[start DATA LISTING]

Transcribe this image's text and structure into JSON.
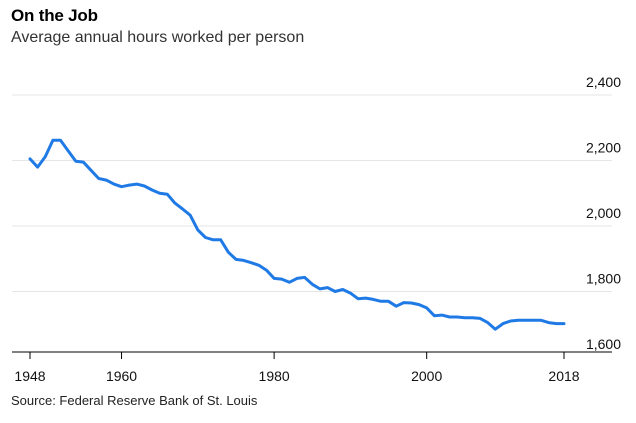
{
  "header": {
    "title": "On the Job",
    "subtitle": "Average annual hours worked per person"
  },
  "footer": {
    "source": "Source: Federal Reserve Bank of St. Louis"
  },
  "colors": {
    "line": "#1f7ae6",
    "grid": "#e6e6e6",
    "axis": "#000000"
  },
  "chart_data": {
    "type": "line",
    "title": "On the Job",
    "subtitle": "Average annual hours worked per person",
    "xlabel": "",
    "ylabel": "",
    "xlim": [
      1948,
      2018
    ],
    "ylim": [
      1600,
      2400
    ],
    "grid": true,
    "y_axis_position": "right",
    "yticks": [
      {
        "value": 1600,
        "label": "1,600"
      },
      {
        "value": 1800,
        "label": "1,800"
      },
      {
        "value": 2000,
        "label": "2,000"
      },
      {
        "value": 2200,
        "label": "2,200"
      },
      {
        "value": 2400,
        "label": "2,400"
      }
    ],
    "xticks": [
      {
        "value": 1948,
        "label": "1948"
      },
      {
        "value": 1960,
        "label": "1960"
      },
      {
        "value": 1980,
        "label": "1980"
      },
      {
        "value": 2000,
        "label": "2000"
      },
      {
        "value": 2018,
        "label": "2018"
      }
    ],
    "series": [
      {
        "x": [
          1948,
          1949,
          1950,
          1951,
          1952,
          1953,
          1954,
          1955,
          1956,
          1957,
          1958,
          1959,
          1960,
          1961,
          1962,
          1963,
          1964,
          1965,
          1966,
          1967,
          1968,
          1969,
          1970,
          1971,
          1972,
          1973,
          1974,
          1975,
          1976,
          1977,
          1978,
          1979,
          1980,
          1981,
          1982,
          1983,
          1984,
          1985,
          1986,
          1987,
          1988,
          1989,
          1990,
          1991,
          1992,
          1993,
          1994,
          1995,
          1996,
          1997,
          1998,
          1999,
          2000,
          2001,
          2002,
          2003,
          2004,
          2005,
          2006,
          2007,
          2008,
          2009,
          2010,
          2011,
          2012,
          2013,
          2014,
          2015,
          2016,
          2017,
          2018
        ],
        "values": [
          2205,
          2180,
          2212,
          2262,
          2262,
          2230,
          2198,
          2195,
          2170,
          2145,
          2140,
          2128,
          2120,
          2125,
          2128,
          2122,
          2110,
          2100,
          2097,
          2070,
          2052,
          2033,
          1988,
          1965,
          1958,
          1958,
          1920,
          1898,
          1895,
          1888,
          1880,
          1865,
          1840,
          1838,
          1828,
          1840,
          1843,
          1822,
          1808,
          1812,
          1800,
          1806,
          1795,
          1778,
          1780,
          1776,
          1770,
          1770,
          1755,
          1766,
          1765,
          1760,
          1750,
          1726,
          1728,
          1722,
          1722,
          1720,
          1720,
          1718,
          1705,
          1685,
          1702,
          1710,
          1712,
          1712,
          1712,
          1712,
          1705,
          1702,
          1702
        ]
      }
    ]
  }
}
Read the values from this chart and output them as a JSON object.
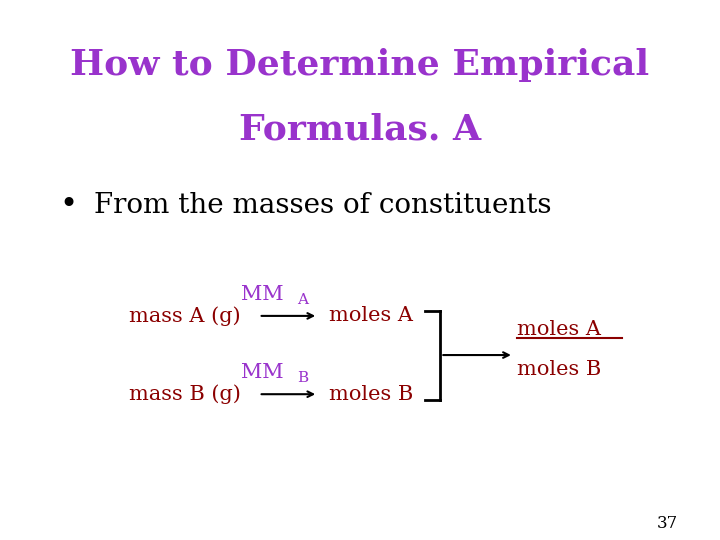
{
  "title_line1": "How to Determine Empirical",
  "title_line2": "Formulas. A",
  "title_color": "#9933CC",
  "bullet_text": "From the masses of constituents",
  "background_color": "#FFFFFF",
  "page_number": "37",
  "dark_red": "#8B0000",
  "purple": "#9933CC",
  "black": "#000000"
}
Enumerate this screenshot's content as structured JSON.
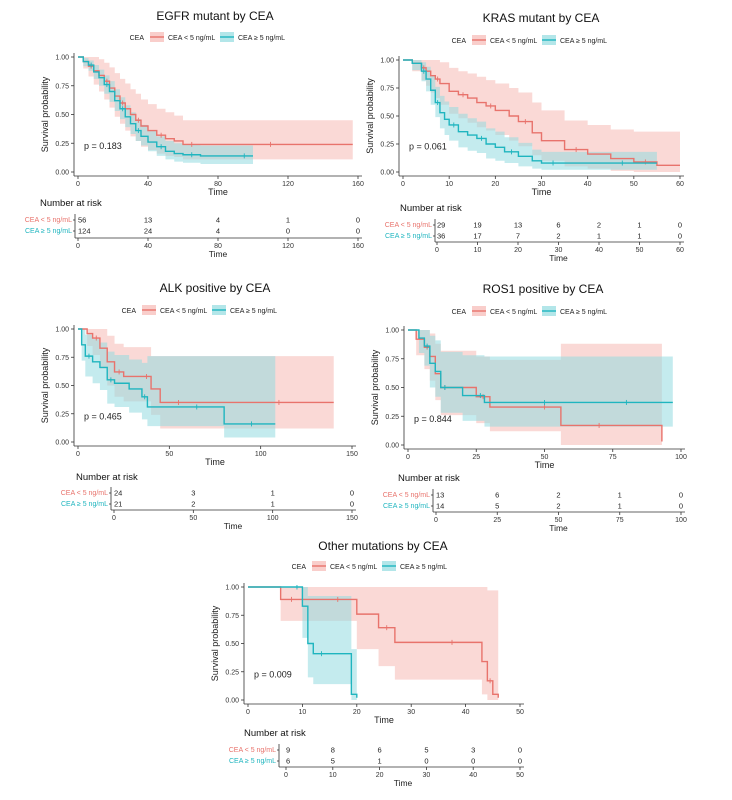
{
  "legend_title": "CEA",
  "group_low": "CEA < 5 ng/mL",
  "group_high": "CEA ≥ 5 ng/mL",
  "colors": {
    "low": "#e8736c",
    "high": "#1fb5bf",
    "low_fill": "#f6b9b5",
    "high_fill": "#93dbe0",
    "axis": "#333333"
  },
  "chart_data": [
    {
      "type": "line",
      "title": "EGFR mutant by CEA",
      "xlabel": "Time",
      "ylabel": "Survival probability",
      "xlim": [
        0,
        160
      ],
      "ylim": [
        0,
        1
      ],
      "xticks": [
        0,
        40,
        80,
        120,
        160
      ],
      "yticks": [
        0,
        0.25,
        0.5,
        0.75,
        1
      ],
      "pvalue": "p = 0.183",
      "series": [
        {
          "name": "CEA < 5 ng/mL",
          "x": [
            0,
            3,
            6,
            9,
            12,
            15,
            18,
            21,
            24,
            27,
            30,
            33,
            36,
            40,
            45,
            50,
            55,
            60,
            70,
            80,
            100,
            120,
            140,
            157
          ],
          "y": [
            1,
            0.96,
            0.92,
            0.88,
            0.84,
            0.79,
            0.73,
            0.66,
            0.6,
            0.55,
            0.5,
            0.45,
            0.4,
            0.36,
            0.32,
            0.29,
            0.27,
            0.24,
            0.24,
            0.24,
            0.24,
            0.24,
            0.24,
            0.24
          ],
          "upper": [
            1,
            1,
            1,
            1,
            0.98,
            0.95,
            0.91,
            0.86,
            0.81,
            0.77,
            0.72,
            0.68,
            0.63,
            0.59,
            0.55,
            0.52,
            0.49,
            0.45,
            0.45,
            0.45,
            0.45,
            0.45,
            0.45,
            0.45
          ],
          "lower": [
            1,
            0.9,
            0.83,
            0.76,
            0.7,
            0.63,
            0.56,
            0.48,
            0.42,
            0.36,
            0.31,
            0.27,
            0.22,
            0.19,
            0.16,
            0.14,
            0.13,
            0.11,
            0.11,
            0.11,
            0.11,
            0.11,
            0.11,
            0.11
          ]
        },
        {
          "name": "CEA ≥ 5 ng/mL",
          "x": [
            0,
            3,
            6,
            9,
            12,
            15,
            18,
            21,
            24,
            27,
            30,
            33,
            36,
            40,
            45,
            50,
            55,
            60,
            70,
            80,
            90,
            100
          ],
          "y": [
            1,
            0.96,
            0.93,
            0.87,
            0.82,
            0.76,
            0.7,
            0.62,
            0.55,
            0.48,
            0.42,
            0.36,
            0.31,
            0.26,
            0.22,
            0.18,
            0.16,
            0.15,
            0.14,
            0.14,
            0.14,
            0.14
          ],
          "upper": [
            1,
            0.99,
            0.97,
            0.93,
            0.89,
            0.84,
            0.79,
            0.72,
            0.65,
            0.58,
            0.52,
            0.46,
            0.41,
            0.36,
            0.31,
            0.27,
            0.25,
            0.24,
            0.23,
            0.23,
            0.23,
            0.23
          ],
          "lower": [
            1,
            0.92,
            0.88,
            0.81,
            0.75,
            0.68,
            0.61,
            0.53,
            0.46,
            0.39,
            0.33,
            0.27,
            0.23,
            0.18,
            0.14,
            0.11,
            0.09,
            0.08,
            0.07,
            0.07,
            0.07,
            0.07
          ]
        }
      ],
      "risk_times": [
        "0",
        "40",
        "80",
        "120",
        "160"
      ],
      "risk_low": [
        "56",
        "13",
        "4",
        "1",
        "0"
      ],
      "risk_high": [
        "124",
        "24",
        "4",
        "0",
        "0"
      ]
    },
    {
      "type": "line",
      "title": "KRAS mutant by CEA",
      "xlabel": "Time",
      "ylabel": "Survival probability",
      "xlim": [
        0,
        60
      ],
      "ylim": [
        0,
        1
      ],
      "xticks": [
        0,
        10,
        20,
        30,
        40,
        50,
        60
      ],
      "yticks": [
        0,
        0.25,
        0.5,
        0.75,
        1
      ],
      "pvalue": "p = 0.061",
      "series": [
        {
          "name": "CEA < 5 ng/mL",
          "x": [
            0,
            2,
            4,
            5,
            6,
            7,
            8,
            10,
            12,
            14,
            16,
            18,
            20,
            23,
            25,
            28,
            30,
            35,
            40,
            45,
            50,
            55,
            60
          ],
          "y": [
            1,
            0.97,
            0.93,
            0.9,
            0.86,
            0.83,
            0.79,
            0.72,
            0.69,
            0.66,
            0.62,
            0.59,
            0.55,
            0.5,
            0.45,
            0.35,
            0.28,
            0.2,
            0.16,
            0.12,
            0.09,
            0.06,
            0.06
          ],
          "upper": [
            1,
            1,
            1,
            1,
            1,
            1,
            0.98,
            0.93,
            0.9,
            0.88,
            0.85,
            0.82,
            0.79,
            0.75,
            0.71,
            0.62,
            0.55,
            0.46,
            0.42,
            0.38,
            0.36,
            0.36,
            0.36
          ],
          "lower": [
            1,
            0.9,
            0.82,
            0.77,
            0.71,
            0.66,
            0.6,
            0.52,
            0.48,
            0.44,
            0.4,
            0.37,
            0.33,
            0.28,
            0.23,
            0.15,
            0.1,
            0.05,
            0.03,
            0.01,
            0,
            0,
            0
          ]
        },
        {
          "name": "CEA ≥ 5 ng/mL",
          "x": [
            0,
            2,
            4,
            5,
            6,
            7,
            8,
            9,
            10,
            12,
            14,
            16,
            18,
            20,
            22,
            25,
            28,
            30,
            35,
            40,
            45,
            50,
            55
          ],
          "y": [
            1,
            0.97,
            0.9,
            0.83,
            0.73,
            0.62,
            0.53,
            0.47,
            0.42,
            0.36,
            0.33,
            0.3,
            0.25,
            0.22,
            0.18,
            0.14,
            0.1,
            0.08,
            0.08,
            0.08,
            0.08,
            0.08,
            0.08
          ],
          "upper": [
            1,
            1,
            0.98,
            0.94,
            0.86,
            0.76,
            0.68,
            0.63,
            0.58,
            0.52,
            0.48,
            0.45,
            0.39,
            0.36,
            0.31,
            0.26,
            0.2,
            0.18,
            0.18,
            0.18,
            0.18,
            0.18,
            0.18
          ],
          "lower": [
            1,
            0.91,
            0.81,
            0.72,
            0.6,
            0.49,
            0.39,
            0.33,
            0.28,
            0.22,
            0.19,
            0.17,
            0.12,
            0.1,
            0.08,
            0.05,
            0.03,
            0.02,
            0.02,
            0.02,
            0.02,
            0.02,
            0.02
          ]
        }
      ],
      "risk_times": [
        "0",
        "10",
        "20",
        "30",
        "40",
        "50",
        "60"
      ],
      "risk_low": [
        "29",
        "19",
        "13",
        "6",
        "2",
        "1",
        "0"
      ],
      "risk_high": [
        "36",
        "17",
        "7",
        "2",
        "1",
        "1",
        "0"
      ]
    },
    {
      "type": "line",
      "title": "ALK positive by CEA",
      "xlabel": "Time",
      "ylabel": "Survival probability",
      "xlim": [
        0,
        150
      ],
      "ylim": [
        0,
        1
      ],
      "xticks": [
        0,
        50,
        100,
        150
      ],
      "yticks": [
        0,
        0.25,
        0.5,
        0.75,
        1
      ],
      "pvalue": "p = 0.465",
      "series": [
        {
          "name": "CEA < 5 ng/mL",
          "x": [
            0,
            5,
            8,
            12,
            16,
            20,
            25,
            30,
            35,
            40,
            45,
            50,
            60,
            80,
            100,
            120,
            140
          ],
          "y": [
            1,
            0.96,
            0.92,
            0.83,
            0.71,
            0.62,
            0.58,
            0.58,
            0.58,
            0.47,
            0.35,
            0.35,
            0.35,
            0.35,
            0.35,
            0.35,
            0.35
          ],
          "upper": [
            1,
            1,
            1,
            1,
            0.94,
            0.87,
            0.84,
            0.84,
            0.84,
            0.76,
            0.76,
            0.76,
            0.76,
            0.76,
            0.76,
            0.76,
            0.76
          ],
          "lower": [
            1,
            0.85,
            0.77,
            0.65,
            0.5,
            0.4,
            0.36,
            0.36,
            0.36,
            0.24,
            0.12,
            0.12,
            0.12,
            0.12,
            0.12,
            0.12,
            0.12
          ]
        },
        {
          "name": "CEA ≥ 5 ng/mL",
          "x": [
            0,
            2,
            4,
            8,
            12,
            16,
            20,
            28,
            35,
            38,
            50,
            60,
            70,
            80,
            90,
            100,
            108
          ],
          "y": [
            1,
            0.86,
            0.76,
            0.71,
            0.66,
            0.55,
            0.52,
            0.47,
            0.4,
            0.31,
            0.31,
            0.31,
            0.31,
            0.16,
            0.16,
            0.16,
            0.16
          ],
          "upper": [
            1,
            1,
            0.95,
            0.91,
            0.88,
            0.8,
            0.77,
            0.73,
            0.7,
            0.76,
            0.76,
            0.76,
            0.76,
            0.76,
            0.76,
            0.76,
            0.76
          ],
          "lower": [
            1,
            0.72,
            0.58,
            0.52,
            0.46,
            0.34,
            0.31,
            0.26,
            0.2,
            0.14,
            0.14,
            0.14,
            0.14,
            0.04,
            0.04,
            0.04,
            0.04
          ]
        }
      ],
      "risk_times": [
        "0",
        "50",
        "100",
        "150"
      ],
      "risk_low": [
        "24",
        "3",
        "1",
        "0"
      ],
      "risk_high": [
        "21",
        "2",
        "1",
        "0"
      ]
    },
    {
      "type": "line",
      "title": "ROS1 positive by CEA",
      "xlabel": "Time",
      "ylabel": "Survival probability",
      "xlim": [
        0,
        100
      ],
      "ylim": [
        0,
        1
      ],
      "xticks": [
        0,
        25,
        50,
        75,
        100
      ],
      "yticks": [
        0,
        0.25,
        0.5,
        0.75,
        1
      ],
      "pvalue": "p = 0.844",
      "series": [
        {
          "name": "CEA < 5 ng/mL",
          "x": [
            0,
            3,
            6,
            8,
            10,
            12,
            15,
            20,
            25,
            30,
            35,
            45,
            55,
            56,
            65,
            75,
            85,
            93
          ],
          "y": [
            1,
            0.92,
            0.85,
            0.77,
            0.62,
            0.5,
            0.5,
            0.5,
            0.42,
            0.33,
            0.33,
            0.33,
            0.33,
            0.17,
            0.17,
            0.17,
            0.17,
            0.03
          ],
          "upper": [
            1,
            1,
            1,
            0.97,
            0.88,
            0.82,
            0.82,
            0.82,
            0.77,
            0.74,
            0.74,
            0.74,
            0.74,
            0.88,
            0.88,
            0.88,
            0.88,
            0.88
          ],
          "lower": [
            1,
            0.78,
            0.66,
            0.56,
            0.39,
            0.26,
            0.26,
            0.26,
            0.19,
            0.12,
            0.12,
            0.12,
            0.12,
            0,
            0,
            0,
            0,
            0
          ]
        },
        {
          "name": "CEA ≥ 5 ng/mL",
          "x": [
            0,
            4,
            6,
            8,
            10,
            12,
            15,
            20,
            25,
            28,
            35,
            45,
            55,
            65,
            75,
            85,
            97
          ],
          "y": [
            1,
            0.93,
            0.86,
            0.71,
            0.64,
            0.5,
            0.5,
            0.43,
            0.43,
            0.37,
            0.37,
            0.37,
            0.37,
            0.37,
            0.37,
            0.37,
            0.37
          ],
          "upper": [
            1,
            1,
            1,
            0.95,
            0.91,
            0.81,
            0.81,
            0.78,
            0.78,
            0.77,
            0.77,
            0.77,
            0.77,
            0.77,
            0.77,
            0.77,
            0.77
          ],
          "lower": [
            1,
            0.8,
            0.69,
            0.5,
            0.42,
            0.28,
            0.28,
            0.21,
            0.21,
            0.16,
            0.16,
            0.16,
            0.16,
            0.16,
            0.16,
            0.16,
            0.16
          ]
        }
      ],
      "risk_times": [
        "0",
        "25",
        "50",
        "75",
        "100"
      ],
      "risk_low": [
        "13",
        "6",
        "2",
        "1",
        "0"
      ],
      "risk_high": [
        "14",
        "5",
        "2",
        "1",
        "0"
      ]
    },
    {
      "type": "line",
      "title": "Other mutations by CEA",
      "xlabel": "Time",
      "ylabel": "Survival probability",
      "xlim": [
        0,
        50
      ],
      "ylim": [
        0,
        1
      ],
      "xticks": [
        0,
        10,
        20,
        30,
        40,
        50
      ],
      "yticks": [
        0,
        0.25,
        0.5,
        0.75,
        1
      ],
      "pvalue": "p = 0.009",
      "series": [
        {
          "name": "CEA < 5 ng/mL",
          "x": [
            0,
            5,
            6,
            10,
            12,
            15,
            18,
            20,
            24,
            27,
            30,
            35,
            40,
            43,
            44,
            45,
            46
          ],
          "y": [
            1,
            1,
            0.89,
            0.89,
            0.89,
            0.89,
            0.89,
            0.76,
            0.64,
            0.51,
            0.51,
            0.51,
            0.51,
            0.34,
            0.17,
            0.05,
            0.02
          ],
          "upper": [
            1,
            1,
            1,
            1,
            1,
            1,
            1,
            1,
            1,
            1,
            1,
            1,
            1,
            1,
            0.97,
            0.97,
            0.97
          ],
          "lower": [
            1,
            1,
            0.7,
            0.7,
            0.7,
            0.7,
            0.7,
            0.45,
            0.3,
            0.18,
            0.18,
            0.18,
            0.18,
            0.05,
            0,
            0,
            0
          ]
        },
        {
          "name": "CEA ≥ 5 ng/mL",
          "x": [
            0,
            5,
            8,
            10,
            11,
            12,
            15,
            19,
            20
          ],
          "y": [
            1,
            1,
            1,
            0.83,
            0.5,
            0.41,
            0.41,
            0.05,
            0.02
          ],
          "upper": [
            1,
            1,
            1,
            1,
            0.92,
            0.92,
            0.92,
            0.45,
            0.45
          ],
          "lower": [
            1,
            1,
            1,
            0.55,
            0.2,
            0.14,
            0.14,
            0,
            0
          ]
        }
      ],
      "risk_times": [
        "0",
        "10",
        "20",
        "30",
        "40",
        "50"
      ],
      "risk_low": [
        "9",
        "8",
        "6",
        "5",
        "3",
        "0"
      ],
      "risk_high": [
        "6",
        "5",
        "1",
        "0",
        "0",
        "0"
      ]
    }
  ],
  "risk_title": "Number at risk"
}
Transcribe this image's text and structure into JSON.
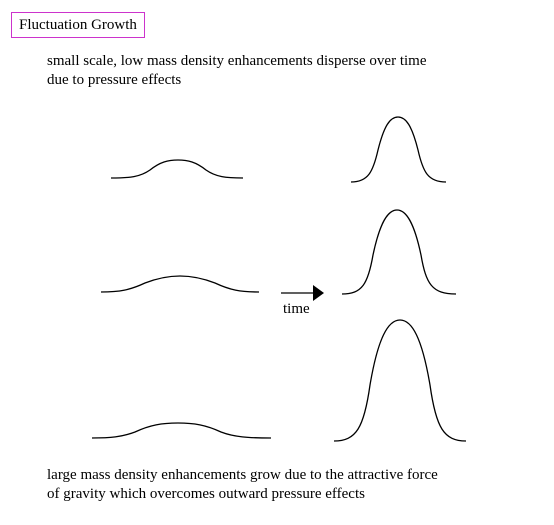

[end DATA LISTING]

Answer with one number: how many lines in the listing hold "JSON".

ANSWER TO THE EXERCISE: 4